> THE REQUEST:
Wherever "tomto" appears in a line, copy that line.

> MATERIAL SHOWN:
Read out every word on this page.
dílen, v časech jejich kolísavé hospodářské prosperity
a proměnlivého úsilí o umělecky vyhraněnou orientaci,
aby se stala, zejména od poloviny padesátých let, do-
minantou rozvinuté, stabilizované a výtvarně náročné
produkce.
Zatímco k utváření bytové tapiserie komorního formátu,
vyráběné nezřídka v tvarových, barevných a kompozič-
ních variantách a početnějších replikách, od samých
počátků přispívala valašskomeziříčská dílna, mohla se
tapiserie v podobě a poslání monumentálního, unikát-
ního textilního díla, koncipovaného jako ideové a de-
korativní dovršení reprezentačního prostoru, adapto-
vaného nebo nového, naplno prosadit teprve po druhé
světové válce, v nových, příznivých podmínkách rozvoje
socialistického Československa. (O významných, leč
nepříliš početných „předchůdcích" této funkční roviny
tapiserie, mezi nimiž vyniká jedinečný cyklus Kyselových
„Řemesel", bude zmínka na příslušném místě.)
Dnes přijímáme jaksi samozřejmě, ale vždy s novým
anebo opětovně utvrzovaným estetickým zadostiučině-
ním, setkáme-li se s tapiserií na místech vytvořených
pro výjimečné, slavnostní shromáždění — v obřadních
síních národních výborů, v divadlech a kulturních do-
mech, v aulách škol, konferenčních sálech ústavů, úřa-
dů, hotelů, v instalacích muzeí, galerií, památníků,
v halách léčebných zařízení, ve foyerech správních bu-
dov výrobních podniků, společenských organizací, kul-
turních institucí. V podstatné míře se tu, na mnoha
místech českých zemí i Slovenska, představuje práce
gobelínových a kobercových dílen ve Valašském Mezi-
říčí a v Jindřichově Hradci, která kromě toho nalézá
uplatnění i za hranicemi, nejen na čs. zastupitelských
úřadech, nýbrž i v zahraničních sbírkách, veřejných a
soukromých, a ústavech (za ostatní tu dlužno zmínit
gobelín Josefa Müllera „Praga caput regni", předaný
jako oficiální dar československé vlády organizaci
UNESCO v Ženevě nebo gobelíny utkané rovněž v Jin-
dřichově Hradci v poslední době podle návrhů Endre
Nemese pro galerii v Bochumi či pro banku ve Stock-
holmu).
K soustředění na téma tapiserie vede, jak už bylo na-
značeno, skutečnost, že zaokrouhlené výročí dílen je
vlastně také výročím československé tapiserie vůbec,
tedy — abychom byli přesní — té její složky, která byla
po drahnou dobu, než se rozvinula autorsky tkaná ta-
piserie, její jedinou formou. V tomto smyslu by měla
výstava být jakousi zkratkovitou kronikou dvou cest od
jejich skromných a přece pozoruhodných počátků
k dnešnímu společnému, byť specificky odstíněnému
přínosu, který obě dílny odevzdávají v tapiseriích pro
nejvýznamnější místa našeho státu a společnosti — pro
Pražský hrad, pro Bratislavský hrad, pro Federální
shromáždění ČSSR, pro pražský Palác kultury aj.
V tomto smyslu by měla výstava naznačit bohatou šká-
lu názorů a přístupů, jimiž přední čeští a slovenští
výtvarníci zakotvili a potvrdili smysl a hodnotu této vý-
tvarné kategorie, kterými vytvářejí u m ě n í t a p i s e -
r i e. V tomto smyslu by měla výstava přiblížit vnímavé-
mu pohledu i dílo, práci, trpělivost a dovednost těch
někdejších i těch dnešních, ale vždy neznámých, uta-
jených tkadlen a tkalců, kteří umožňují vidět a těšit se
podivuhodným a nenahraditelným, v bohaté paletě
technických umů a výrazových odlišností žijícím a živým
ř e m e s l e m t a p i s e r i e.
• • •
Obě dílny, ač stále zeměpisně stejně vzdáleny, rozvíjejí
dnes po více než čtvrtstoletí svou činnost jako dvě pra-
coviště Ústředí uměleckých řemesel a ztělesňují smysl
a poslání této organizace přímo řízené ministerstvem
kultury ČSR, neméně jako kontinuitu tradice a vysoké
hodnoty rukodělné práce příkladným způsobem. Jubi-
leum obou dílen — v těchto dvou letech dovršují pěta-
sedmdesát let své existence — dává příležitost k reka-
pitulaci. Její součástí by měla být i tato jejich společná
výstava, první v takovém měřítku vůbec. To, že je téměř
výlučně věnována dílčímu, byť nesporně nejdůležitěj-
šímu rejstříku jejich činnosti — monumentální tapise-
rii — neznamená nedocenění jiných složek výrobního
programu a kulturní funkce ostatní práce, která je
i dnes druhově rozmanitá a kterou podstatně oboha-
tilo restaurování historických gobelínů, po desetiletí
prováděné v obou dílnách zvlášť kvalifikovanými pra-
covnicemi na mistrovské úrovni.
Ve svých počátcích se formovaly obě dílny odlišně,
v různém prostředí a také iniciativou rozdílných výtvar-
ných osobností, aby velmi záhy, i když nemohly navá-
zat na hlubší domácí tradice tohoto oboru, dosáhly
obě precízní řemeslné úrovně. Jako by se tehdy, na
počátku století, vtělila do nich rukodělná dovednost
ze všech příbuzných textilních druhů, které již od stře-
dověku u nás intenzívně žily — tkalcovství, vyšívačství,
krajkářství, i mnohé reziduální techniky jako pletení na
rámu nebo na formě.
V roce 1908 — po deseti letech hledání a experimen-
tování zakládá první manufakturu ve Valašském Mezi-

> ANSWER TO THIS PROBLEM:
piserie, její jedinou formou. V tomto smyslu by měla
V tomto smyslu by měla výstava naznačit bohatou šká-
r i e. V tomto smyslu by měla výstava přiblížit vnímavé-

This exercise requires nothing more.